▶ _Set exercise_: Repeat the material exactly, every line of it.

--- BEGIN Data provided ---

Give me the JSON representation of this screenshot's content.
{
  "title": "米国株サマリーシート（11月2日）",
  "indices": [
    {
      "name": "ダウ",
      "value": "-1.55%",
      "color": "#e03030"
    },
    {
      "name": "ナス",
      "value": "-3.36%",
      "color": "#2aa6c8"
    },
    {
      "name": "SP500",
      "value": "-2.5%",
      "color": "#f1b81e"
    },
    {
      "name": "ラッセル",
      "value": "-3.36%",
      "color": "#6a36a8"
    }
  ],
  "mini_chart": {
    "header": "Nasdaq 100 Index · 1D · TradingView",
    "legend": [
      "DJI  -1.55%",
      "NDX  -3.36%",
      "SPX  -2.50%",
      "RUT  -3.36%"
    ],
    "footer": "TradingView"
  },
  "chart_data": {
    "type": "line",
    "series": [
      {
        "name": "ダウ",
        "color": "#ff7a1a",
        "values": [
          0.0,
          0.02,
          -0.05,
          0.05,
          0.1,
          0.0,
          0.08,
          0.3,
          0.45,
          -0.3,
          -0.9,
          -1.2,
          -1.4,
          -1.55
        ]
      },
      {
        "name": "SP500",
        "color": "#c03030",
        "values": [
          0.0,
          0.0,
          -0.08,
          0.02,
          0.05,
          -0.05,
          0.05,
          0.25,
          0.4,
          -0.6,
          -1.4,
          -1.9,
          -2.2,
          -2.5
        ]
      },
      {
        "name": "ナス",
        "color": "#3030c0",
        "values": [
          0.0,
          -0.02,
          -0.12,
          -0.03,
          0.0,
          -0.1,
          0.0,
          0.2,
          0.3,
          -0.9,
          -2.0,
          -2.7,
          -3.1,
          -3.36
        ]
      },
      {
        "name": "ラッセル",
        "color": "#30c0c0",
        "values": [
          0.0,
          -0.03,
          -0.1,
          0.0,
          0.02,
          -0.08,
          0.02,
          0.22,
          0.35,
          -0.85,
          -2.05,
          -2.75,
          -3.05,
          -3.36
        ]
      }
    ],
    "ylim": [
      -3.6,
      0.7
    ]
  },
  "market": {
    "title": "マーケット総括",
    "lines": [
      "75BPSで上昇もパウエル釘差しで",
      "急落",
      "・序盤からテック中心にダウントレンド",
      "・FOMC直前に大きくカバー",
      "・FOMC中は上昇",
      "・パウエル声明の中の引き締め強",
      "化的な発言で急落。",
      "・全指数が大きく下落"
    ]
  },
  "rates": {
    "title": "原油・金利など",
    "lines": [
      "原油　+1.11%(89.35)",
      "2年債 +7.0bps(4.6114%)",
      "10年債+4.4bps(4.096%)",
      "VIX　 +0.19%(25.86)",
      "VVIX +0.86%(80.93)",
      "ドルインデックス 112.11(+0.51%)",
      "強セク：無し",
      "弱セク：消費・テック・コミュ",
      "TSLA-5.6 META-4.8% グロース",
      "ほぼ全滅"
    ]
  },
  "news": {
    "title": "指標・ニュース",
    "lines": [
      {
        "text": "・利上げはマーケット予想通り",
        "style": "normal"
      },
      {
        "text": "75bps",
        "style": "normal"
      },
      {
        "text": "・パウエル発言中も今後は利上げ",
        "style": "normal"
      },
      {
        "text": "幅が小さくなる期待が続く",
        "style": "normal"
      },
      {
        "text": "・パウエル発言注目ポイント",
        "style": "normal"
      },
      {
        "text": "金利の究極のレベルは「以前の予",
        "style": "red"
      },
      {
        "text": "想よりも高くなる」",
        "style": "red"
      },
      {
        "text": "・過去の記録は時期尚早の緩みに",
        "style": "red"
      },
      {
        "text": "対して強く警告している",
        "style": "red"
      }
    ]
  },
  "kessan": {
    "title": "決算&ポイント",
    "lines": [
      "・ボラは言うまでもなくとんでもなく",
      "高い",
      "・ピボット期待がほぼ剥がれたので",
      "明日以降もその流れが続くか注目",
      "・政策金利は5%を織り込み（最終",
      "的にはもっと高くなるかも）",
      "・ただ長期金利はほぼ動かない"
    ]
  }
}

--- END Data provided ---

▶ _Complete answer_:
Give me the JSON representation of this screenshot's content.
{
  "title": "米国株サマリーシート（11月2日）",
  "indices": [
    {
      "name": "ダウ",
      "value": "-1.55%",
      "color": "#e03030"
    },
    {
      "name": "ナス",
      "value": "-3.36%",
      "color": "#2aa6c8"
    },
    {
      "name": "SP500",
      "value": "-2.5%",
      "color": "#f1b81e"
    },
    {
      "name": "ラッセル",
      "value": "-3.36%",
      "color": "#6a36a8"
    }
  ],
  "mini_chart": {
    "header": "Nasdaq 100 Index · 1D · TradingView",
    "legend": [
      "DJI  -1.55%",
      "NDX  -3.36%",
      "SPX  -2.50%",
      "RUT  -3.36%"
    ],
    "footer": "TradingView"
  },
  "chart_data": {
    "type": "line",
    "series": [
      {
        "name": "ダウ",
        "color": "#ff7a1a",
        "values": [
          0.0,
          0.02,
          -0.05,
          0.05,
          0.1,
          0.0,
          0.08,
          0.3,
          0.45,
          -0.3,
          -0.9,
          -1.2,
          -1.4,
          -1.55
        ]
      },
      {
        "name": "SP500",
        "color": "#c03030",
        "values": [
          0.0,
          0.0,
          -0.08,
          0.02,
          0.05,
          -0.05,
          0.05,
          0.25,
          0.4,
          -0.6,
          -1.4,
          -1.9,
          -2.2,
          -2.5
        ]
      },
      {
        "name": "ナス",
        "color": "#3030c0",
        "values": [
          0.0,
          -0.02,
          -0.12,
          -0.03,
          0.0,
          -0.1,
          0.0,
          0.2,
          0.3,
          -0.9,
          -2.0,
          -2.7,
          -3.1,
          -3.36
        ]
      },
      {
        "name": "ラッセル",
        "color": "#30c0c0",
        "values": [
          0.0,
          -0.03,
          -0.1,
          0.0,
          0.02,
          -0.08,
          0.02,
          0.22,
          0.35,
          -0.85,
          -2.05,
          -2.75,
          -3.05,
          -3.36
        ]
      }
    ],
    "ylim": [
      -3.6,
      0.7
    ]
  },
  "market": {
    "title": "マーケット総括",
    "lines": [
      "75BPSで上昇もパウエル釘差しで",
      "急落",
      "・序盤からテック中心にダウントレンド",
      "・FOMC直前に大きくカバー",
      "・FOMC中は上昇",
      "・パウエル声明の中の引き締め強",
      "化的な発言で急落。",
      "・全指数が大きく下落"
    ]
  },
  "rates": {
    "title": "原油・金利など",
    "lines": [
      "原油　+1.11%(89.35)",
      "2年債 +7.0bps(4.6114%)",
      "10年債+4.4bps(4.096%)",
      "VIX　 +0.19%(25.86)",
      "VVIX +0.86%(80.93)",
      "ドルインデックス 112.11(+0.51%)",
      "強セク：無し",
      "弱セク：消費・テック・コミュ",
      "TSLA-5.6 META-4.8% グロース",
      "ほぼ全滅"
    ]
  },
  "news": {
    "title": "指標・ニュース",
    "lines": [
      {
        "text": "・利上げはマーケット予想通り",
        "style": "normal"
      },
      {
        "text": "75bps",
        "style": "normal"
      },
      {
        "text": "・パウエル発言中も今後は利上げ",
        "style": "normal"
      },
      {
        "text": "幅が小さくなる期待が続く",
        "style": "normal"
      },
      {
        "text": "・パウエル発言注目ポイント",
        "style": "normal"
      },
      {
        "text": "金利の究極のレベルは「以前の予",
        "style": "red"
      },
      {
        "text": "想よりも高くなる」",
        "style": "red"
      },
      {
        "text": "・過去の記録は時期尚早の緩みに",
        "style": "red"
      },
      {
        "text": "対して強く警告している",
        "style": "red"
      }
    ]
  },
  "kessan": {
    "title": "決算&ポイント",
    "lines": [
      "・ボラは言うまでもなくとんでもなく",
      "高い",
      "・ピボット期待がほぼ剥がれたので",
      "明日以降もその流れが続くか注目",
      "・政策金利は5%を織り込み（最終",
      "的にはもっと高くなるかも）",
      "・ただ長期金利はほぼ動かない"
    ]
  }
}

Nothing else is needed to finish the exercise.